### RECORDS SUPPLIED ###
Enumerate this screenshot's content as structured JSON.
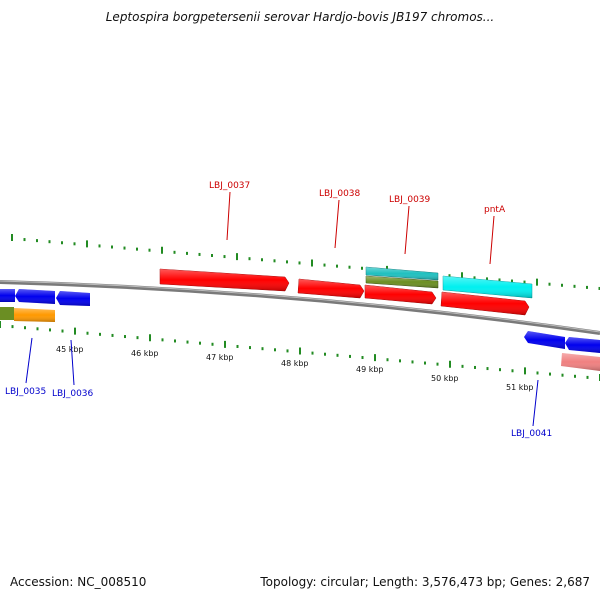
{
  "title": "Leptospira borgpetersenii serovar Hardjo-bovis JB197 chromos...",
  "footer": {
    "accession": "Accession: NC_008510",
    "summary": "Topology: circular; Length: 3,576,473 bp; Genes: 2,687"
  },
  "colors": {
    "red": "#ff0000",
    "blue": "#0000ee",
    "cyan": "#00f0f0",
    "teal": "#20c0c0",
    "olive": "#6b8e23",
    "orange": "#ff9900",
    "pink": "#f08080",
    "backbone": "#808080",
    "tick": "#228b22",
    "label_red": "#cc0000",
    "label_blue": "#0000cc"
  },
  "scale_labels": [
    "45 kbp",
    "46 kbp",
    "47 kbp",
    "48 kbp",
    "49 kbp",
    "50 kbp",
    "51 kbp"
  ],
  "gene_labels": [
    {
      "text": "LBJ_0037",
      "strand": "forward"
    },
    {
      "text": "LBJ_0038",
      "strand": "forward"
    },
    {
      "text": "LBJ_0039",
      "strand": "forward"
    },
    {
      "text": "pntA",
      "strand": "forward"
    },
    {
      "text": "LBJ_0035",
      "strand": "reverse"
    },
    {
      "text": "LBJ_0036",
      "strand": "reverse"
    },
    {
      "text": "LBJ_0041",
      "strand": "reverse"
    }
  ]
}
###
### RECORDS SUPPLIED ###
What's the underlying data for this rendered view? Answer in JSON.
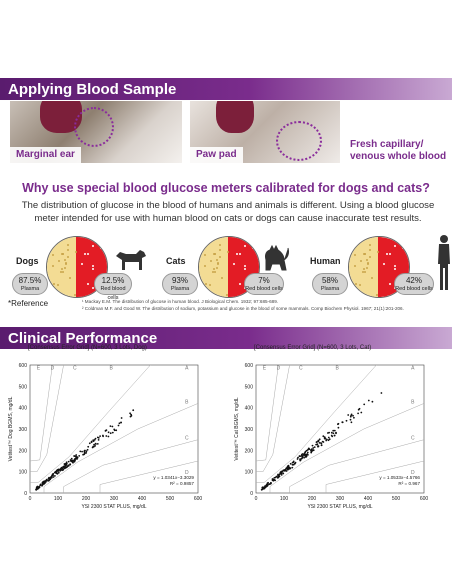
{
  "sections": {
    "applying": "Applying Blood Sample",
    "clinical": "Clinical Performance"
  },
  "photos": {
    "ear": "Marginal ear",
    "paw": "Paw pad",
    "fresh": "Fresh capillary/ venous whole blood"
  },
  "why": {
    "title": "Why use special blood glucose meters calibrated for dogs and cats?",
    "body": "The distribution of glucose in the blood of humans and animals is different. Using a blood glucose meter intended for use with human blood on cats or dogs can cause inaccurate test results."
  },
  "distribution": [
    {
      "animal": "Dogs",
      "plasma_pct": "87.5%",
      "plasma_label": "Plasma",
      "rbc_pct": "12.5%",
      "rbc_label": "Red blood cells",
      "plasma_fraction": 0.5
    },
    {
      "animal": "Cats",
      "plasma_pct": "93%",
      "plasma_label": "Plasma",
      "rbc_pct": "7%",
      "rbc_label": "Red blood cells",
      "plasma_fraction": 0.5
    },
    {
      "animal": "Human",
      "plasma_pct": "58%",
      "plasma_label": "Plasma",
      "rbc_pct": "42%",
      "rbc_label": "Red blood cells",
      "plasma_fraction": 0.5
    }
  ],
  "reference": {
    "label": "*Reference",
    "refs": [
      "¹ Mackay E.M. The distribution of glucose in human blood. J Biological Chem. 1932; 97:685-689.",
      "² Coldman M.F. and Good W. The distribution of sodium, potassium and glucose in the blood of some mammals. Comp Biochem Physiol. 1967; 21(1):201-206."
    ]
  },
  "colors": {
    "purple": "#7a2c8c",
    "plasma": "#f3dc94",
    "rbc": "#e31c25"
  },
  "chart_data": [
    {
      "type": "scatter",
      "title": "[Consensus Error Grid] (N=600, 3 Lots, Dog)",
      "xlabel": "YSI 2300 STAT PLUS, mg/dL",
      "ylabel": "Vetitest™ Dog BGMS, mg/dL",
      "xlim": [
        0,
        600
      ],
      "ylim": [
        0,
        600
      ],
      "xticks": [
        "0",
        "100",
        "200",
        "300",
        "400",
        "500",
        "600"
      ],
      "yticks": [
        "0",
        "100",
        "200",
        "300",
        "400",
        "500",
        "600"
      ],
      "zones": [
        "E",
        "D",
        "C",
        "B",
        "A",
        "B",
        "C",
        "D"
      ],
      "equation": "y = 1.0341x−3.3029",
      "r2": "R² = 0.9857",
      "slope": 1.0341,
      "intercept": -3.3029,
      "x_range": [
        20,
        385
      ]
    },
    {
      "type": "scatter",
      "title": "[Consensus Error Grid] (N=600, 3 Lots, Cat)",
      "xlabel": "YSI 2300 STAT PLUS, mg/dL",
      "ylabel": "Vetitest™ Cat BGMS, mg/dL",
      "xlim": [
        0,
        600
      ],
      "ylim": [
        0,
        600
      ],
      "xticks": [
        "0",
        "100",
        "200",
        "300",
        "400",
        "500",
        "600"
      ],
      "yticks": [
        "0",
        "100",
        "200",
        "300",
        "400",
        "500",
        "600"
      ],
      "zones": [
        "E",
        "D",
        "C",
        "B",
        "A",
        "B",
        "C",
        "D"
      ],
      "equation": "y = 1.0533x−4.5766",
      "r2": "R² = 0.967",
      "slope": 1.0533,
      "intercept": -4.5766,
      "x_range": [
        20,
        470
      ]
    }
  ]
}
###
WHAT IS NEEDED: Please return every line in the data that includes the string "JSON".

RESPONSE AREA:
Enumerate this screenshot's content as structured JSON.
What's the underlying data for this rendered view? Answer in JSON.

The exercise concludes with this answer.